◆ YOUR TASK
Pick every line from the data that holds the word "Estimates".

◆ TASK INPUTS

★ ★ ★ ★ ★ ★ ★

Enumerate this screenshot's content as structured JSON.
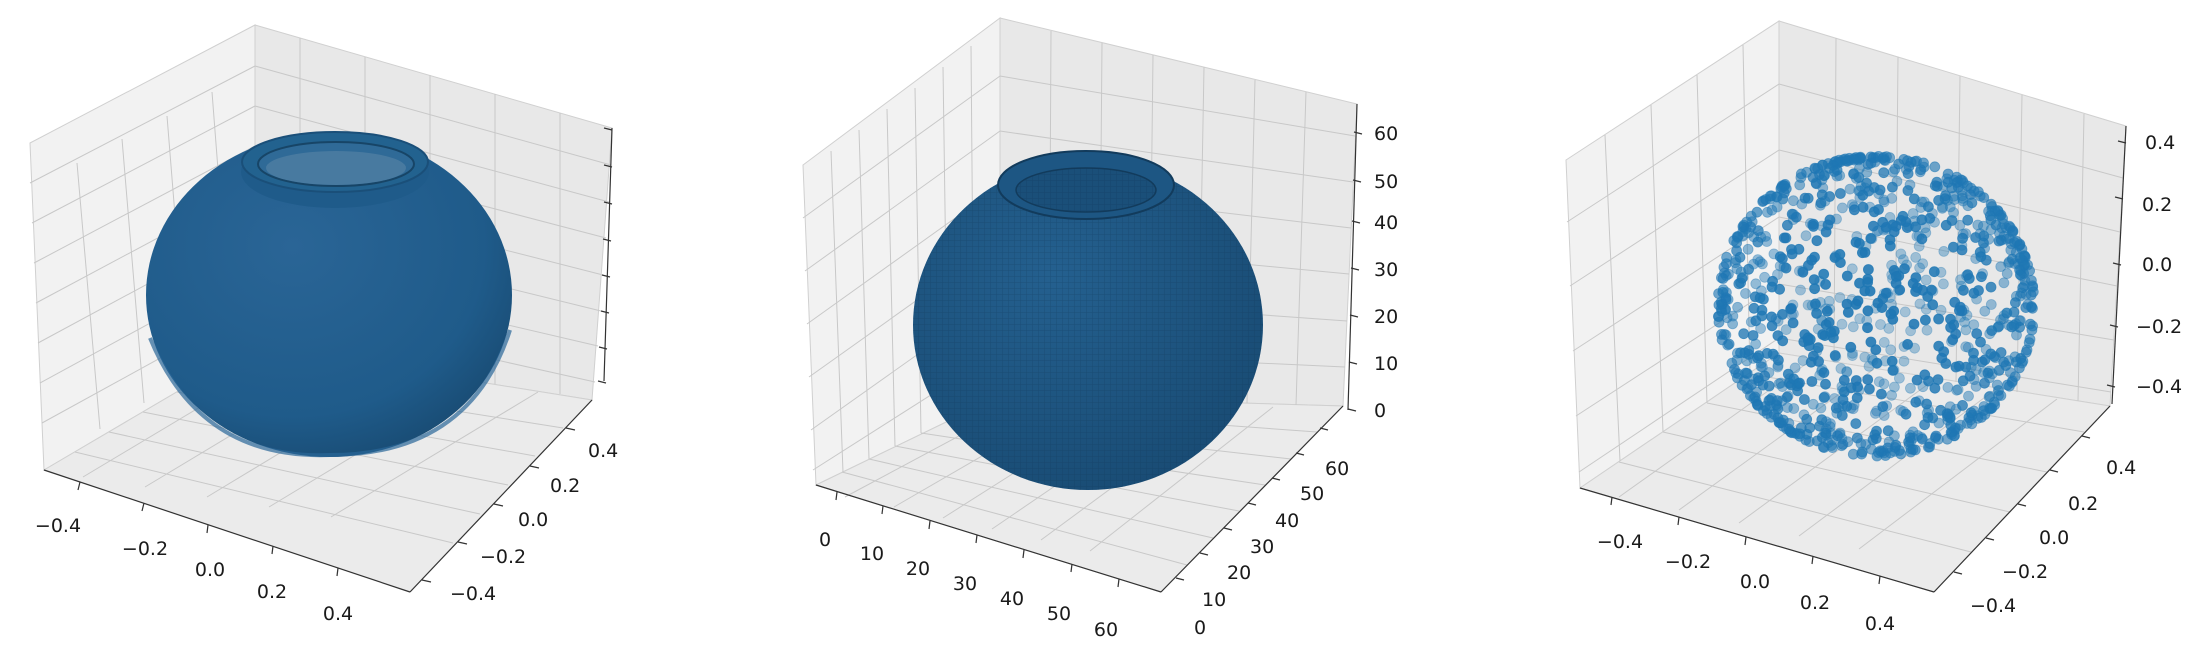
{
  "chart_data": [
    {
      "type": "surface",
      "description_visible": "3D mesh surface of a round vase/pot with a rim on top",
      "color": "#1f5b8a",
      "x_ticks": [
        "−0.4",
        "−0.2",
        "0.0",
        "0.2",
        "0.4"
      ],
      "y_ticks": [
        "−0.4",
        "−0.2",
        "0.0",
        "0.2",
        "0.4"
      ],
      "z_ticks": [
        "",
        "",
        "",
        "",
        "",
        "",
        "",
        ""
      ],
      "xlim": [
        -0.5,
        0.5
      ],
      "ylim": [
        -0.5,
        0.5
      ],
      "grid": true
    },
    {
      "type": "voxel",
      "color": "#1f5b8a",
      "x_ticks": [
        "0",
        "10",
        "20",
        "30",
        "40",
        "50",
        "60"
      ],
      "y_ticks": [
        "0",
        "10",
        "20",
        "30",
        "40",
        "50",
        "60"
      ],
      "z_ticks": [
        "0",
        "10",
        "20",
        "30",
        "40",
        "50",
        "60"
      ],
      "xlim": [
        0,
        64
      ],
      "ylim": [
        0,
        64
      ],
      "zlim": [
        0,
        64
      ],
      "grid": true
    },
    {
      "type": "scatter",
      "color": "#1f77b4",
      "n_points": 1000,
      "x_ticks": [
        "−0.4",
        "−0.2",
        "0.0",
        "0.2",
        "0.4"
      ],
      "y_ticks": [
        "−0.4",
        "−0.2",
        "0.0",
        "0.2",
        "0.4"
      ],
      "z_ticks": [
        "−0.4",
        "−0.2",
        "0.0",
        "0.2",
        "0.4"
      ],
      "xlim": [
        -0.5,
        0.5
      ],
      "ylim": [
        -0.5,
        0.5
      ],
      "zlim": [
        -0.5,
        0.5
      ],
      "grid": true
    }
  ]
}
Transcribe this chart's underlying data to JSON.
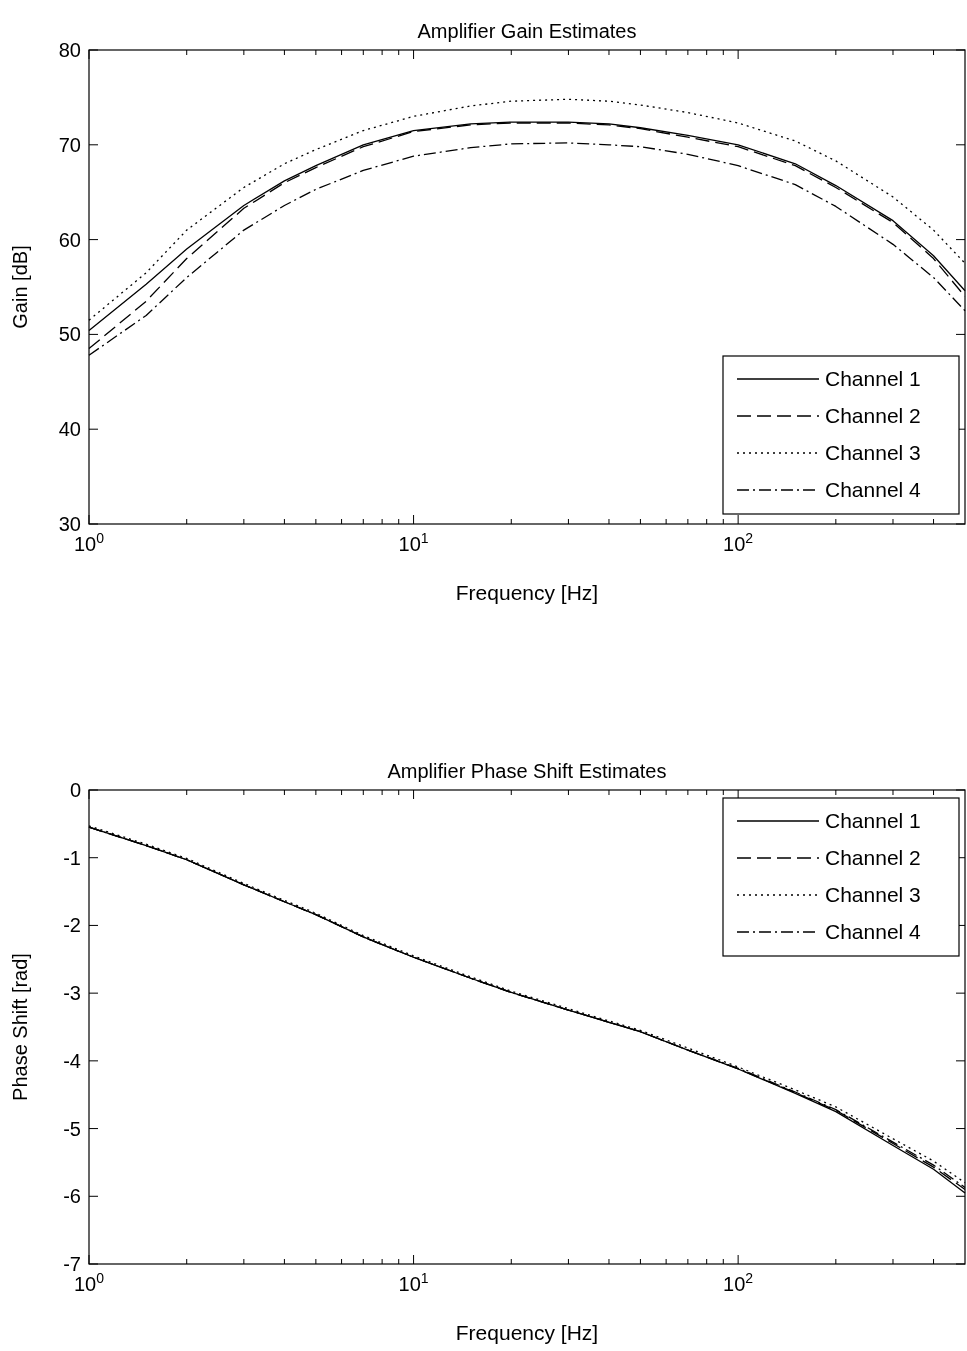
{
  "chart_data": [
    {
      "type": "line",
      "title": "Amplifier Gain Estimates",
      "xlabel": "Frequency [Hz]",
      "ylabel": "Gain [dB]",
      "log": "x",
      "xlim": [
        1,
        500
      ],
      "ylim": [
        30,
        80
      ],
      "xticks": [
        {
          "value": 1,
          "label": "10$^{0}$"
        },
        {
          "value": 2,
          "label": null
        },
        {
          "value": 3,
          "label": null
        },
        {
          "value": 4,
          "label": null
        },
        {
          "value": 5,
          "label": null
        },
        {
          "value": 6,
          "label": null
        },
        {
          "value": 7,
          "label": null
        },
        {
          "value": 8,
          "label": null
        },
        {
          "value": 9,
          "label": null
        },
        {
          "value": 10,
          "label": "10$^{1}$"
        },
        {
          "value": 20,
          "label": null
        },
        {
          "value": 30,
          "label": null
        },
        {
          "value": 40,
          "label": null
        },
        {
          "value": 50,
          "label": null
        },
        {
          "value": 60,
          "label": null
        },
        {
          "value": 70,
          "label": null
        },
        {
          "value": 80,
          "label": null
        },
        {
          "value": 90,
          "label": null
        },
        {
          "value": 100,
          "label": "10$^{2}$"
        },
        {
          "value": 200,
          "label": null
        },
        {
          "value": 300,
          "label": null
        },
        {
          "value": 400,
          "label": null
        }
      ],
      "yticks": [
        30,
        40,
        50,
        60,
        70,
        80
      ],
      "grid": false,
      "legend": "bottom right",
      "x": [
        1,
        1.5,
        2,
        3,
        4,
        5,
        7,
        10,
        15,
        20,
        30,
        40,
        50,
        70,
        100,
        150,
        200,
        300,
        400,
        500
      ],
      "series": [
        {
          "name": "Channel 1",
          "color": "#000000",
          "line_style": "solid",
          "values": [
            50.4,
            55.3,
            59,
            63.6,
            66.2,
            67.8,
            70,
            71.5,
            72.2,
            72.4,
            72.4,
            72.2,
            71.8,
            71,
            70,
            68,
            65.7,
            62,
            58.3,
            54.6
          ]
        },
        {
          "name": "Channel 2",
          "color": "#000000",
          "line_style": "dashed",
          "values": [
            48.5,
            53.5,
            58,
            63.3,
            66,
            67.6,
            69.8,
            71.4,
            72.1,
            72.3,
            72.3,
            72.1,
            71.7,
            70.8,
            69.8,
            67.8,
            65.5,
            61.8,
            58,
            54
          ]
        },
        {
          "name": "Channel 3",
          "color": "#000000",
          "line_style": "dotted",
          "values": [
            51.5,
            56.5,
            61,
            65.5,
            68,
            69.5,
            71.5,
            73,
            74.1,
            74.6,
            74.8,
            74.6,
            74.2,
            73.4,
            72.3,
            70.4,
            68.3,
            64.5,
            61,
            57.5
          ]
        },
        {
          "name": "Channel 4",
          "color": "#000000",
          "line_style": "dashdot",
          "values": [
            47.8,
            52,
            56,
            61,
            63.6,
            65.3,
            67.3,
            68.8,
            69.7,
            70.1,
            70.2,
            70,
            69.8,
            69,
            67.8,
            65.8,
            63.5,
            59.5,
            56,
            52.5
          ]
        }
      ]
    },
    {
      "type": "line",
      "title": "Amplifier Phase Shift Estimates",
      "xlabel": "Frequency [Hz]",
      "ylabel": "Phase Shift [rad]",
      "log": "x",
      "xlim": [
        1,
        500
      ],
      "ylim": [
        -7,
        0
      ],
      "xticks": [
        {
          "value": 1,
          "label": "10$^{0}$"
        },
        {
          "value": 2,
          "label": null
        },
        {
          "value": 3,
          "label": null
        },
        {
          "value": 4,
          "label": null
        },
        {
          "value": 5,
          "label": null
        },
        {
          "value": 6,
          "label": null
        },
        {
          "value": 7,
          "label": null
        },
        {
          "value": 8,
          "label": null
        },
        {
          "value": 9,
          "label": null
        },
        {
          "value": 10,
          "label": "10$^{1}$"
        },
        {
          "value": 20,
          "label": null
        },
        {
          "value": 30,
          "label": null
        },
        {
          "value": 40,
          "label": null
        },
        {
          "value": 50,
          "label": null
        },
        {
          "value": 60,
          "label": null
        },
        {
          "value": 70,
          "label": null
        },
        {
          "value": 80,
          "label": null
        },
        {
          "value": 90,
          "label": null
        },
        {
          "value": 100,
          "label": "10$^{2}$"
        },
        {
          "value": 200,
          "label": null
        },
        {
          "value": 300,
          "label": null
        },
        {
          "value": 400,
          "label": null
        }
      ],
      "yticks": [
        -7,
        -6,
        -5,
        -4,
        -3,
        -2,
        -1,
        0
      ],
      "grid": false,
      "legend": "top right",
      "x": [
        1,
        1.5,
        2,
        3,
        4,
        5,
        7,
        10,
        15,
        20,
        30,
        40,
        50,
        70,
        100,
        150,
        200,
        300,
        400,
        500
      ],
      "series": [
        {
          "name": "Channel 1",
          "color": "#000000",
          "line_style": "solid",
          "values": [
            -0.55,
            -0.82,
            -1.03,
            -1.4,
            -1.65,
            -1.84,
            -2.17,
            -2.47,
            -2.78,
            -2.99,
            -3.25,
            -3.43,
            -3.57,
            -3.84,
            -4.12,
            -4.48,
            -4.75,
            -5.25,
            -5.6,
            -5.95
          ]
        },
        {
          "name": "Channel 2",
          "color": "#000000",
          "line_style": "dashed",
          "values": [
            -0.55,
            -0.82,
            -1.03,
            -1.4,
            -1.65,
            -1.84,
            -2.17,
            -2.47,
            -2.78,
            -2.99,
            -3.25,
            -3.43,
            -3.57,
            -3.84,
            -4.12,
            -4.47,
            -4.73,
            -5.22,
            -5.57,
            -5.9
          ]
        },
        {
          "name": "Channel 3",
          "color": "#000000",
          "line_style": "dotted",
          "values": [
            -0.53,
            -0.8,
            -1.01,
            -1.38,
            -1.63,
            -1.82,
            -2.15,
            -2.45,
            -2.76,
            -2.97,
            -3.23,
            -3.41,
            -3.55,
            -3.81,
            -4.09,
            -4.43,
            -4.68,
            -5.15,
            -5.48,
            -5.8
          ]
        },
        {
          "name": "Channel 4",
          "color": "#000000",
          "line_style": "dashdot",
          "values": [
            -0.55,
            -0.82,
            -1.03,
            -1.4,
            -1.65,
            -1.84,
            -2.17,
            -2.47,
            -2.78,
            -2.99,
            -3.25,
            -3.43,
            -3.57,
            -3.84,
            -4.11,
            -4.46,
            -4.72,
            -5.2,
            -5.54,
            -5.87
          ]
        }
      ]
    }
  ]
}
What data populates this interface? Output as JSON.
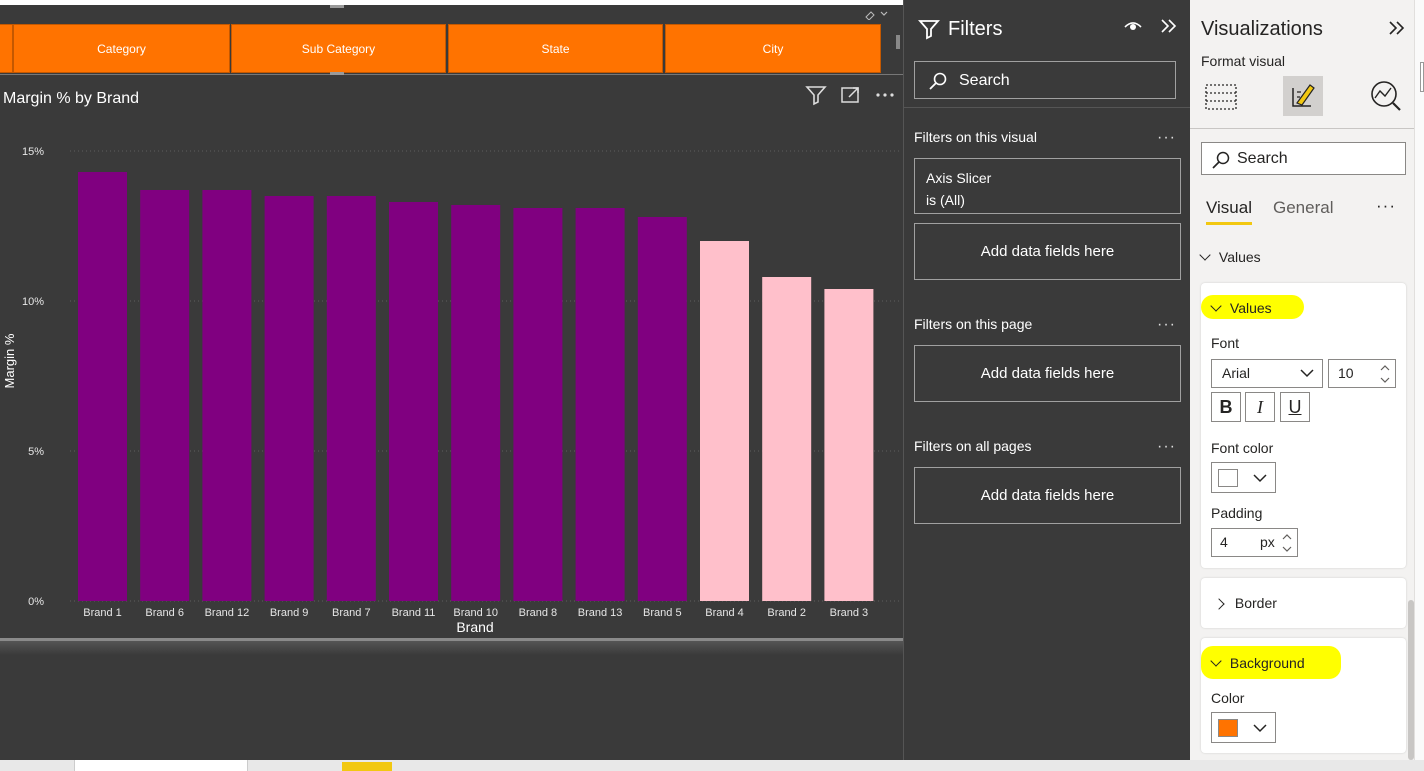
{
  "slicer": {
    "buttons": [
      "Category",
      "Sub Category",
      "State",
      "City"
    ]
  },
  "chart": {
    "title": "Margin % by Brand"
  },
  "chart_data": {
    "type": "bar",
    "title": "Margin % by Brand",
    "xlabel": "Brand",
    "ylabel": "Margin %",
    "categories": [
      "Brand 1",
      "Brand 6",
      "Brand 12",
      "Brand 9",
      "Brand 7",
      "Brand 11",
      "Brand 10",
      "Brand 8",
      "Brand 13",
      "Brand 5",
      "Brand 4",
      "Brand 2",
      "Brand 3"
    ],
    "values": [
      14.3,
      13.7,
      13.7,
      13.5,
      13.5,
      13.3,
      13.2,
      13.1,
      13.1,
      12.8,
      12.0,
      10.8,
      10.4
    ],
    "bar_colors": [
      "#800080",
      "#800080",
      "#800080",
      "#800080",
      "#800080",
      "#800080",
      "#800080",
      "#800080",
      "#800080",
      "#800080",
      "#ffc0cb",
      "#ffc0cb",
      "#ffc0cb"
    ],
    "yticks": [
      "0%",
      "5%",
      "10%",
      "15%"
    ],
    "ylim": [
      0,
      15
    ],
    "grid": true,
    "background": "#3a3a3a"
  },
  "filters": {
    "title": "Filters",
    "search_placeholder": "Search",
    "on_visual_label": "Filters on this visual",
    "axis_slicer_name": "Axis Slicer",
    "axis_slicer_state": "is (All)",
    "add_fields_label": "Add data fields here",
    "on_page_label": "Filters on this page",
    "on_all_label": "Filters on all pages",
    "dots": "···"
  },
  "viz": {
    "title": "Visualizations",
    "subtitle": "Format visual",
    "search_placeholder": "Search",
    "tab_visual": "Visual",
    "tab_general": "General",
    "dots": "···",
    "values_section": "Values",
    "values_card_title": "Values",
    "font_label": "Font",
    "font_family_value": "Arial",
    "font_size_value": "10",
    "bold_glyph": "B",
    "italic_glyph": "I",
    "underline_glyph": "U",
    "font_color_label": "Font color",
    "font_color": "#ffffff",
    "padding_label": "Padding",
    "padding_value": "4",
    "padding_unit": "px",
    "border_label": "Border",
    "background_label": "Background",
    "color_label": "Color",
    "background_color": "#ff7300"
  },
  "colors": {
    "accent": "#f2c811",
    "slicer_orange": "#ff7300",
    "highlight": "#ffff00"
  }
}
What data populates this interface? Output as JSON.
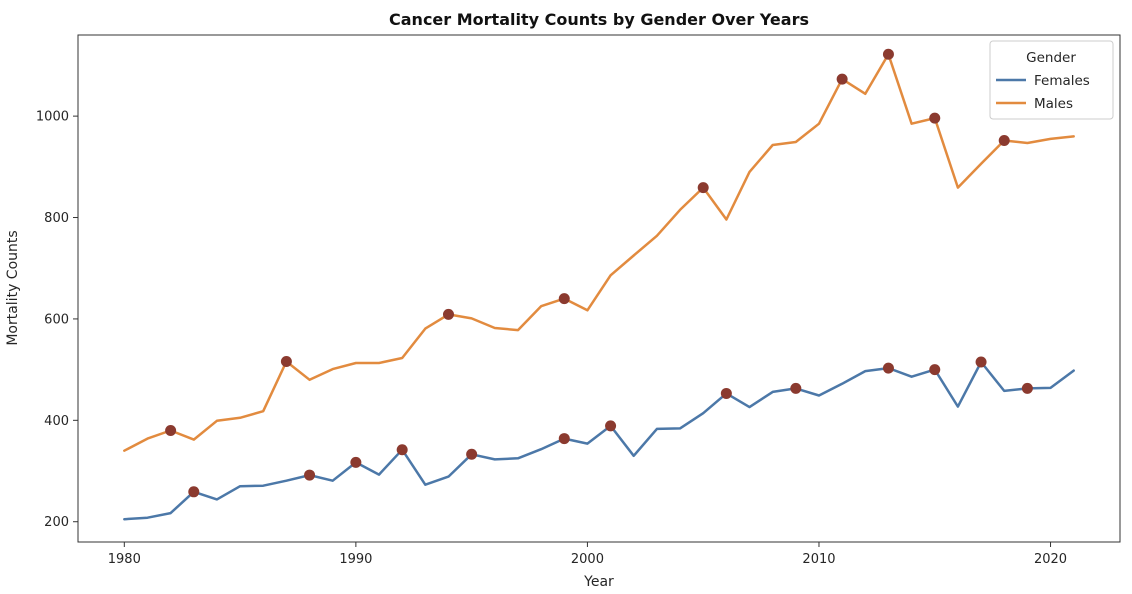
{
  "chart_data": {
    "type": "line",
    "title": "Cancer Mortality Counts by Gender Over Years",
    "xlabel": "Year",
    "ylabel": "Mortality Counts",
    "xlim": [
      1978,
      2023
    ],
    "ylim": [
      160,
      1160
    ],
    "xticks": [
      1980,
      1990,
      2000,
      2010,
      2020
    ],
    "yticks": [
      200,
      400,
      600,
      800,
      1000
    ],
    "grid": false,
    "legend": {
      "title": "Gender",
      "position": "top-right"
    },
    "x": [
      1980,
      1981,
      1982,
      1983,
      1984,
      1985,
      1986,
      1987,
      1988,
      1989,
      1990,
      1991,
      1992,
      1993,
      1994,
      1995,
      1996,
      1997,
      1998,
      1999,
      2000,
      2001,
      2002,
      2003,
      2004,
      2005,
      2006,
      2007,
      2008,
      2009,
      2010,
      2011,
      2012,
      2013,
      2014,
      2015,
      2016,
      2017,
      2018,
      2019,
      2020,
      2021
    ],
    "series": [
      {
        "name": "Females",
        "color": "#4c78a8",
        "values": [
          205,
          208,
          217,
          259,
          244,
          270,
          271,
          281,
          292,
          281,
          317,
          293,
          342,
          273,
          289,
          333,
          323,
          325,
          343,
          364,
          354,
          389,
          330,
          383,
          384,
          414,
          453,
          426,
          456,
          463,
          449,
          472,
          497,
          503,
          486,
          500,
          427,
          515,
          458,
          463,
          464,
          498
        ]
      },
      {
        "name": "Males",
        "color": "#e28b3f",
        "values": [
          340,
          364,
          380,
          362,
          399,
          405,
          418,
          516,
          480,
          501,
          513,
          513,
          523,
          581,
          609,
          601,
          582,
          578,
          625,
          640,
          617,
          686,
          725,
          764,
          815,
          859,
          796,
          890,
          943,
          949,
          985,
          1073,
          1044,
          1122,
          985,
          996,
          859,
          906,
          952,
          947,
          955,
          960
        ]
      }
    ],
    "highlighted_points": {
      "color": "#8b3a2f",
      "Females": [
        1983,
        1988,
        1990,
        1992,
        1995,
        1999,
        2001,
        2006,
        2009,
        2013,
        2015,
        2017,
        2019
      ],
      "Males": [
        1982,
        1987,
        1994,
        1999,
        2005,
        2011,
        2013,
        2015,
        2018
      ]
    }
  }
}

★ ★ ★ ★ ★ ★ ★

◆ THE REPLY
      "title": "Amplifier Gain Estimates",
      "title": "Amplifier Phase Shift Estimates",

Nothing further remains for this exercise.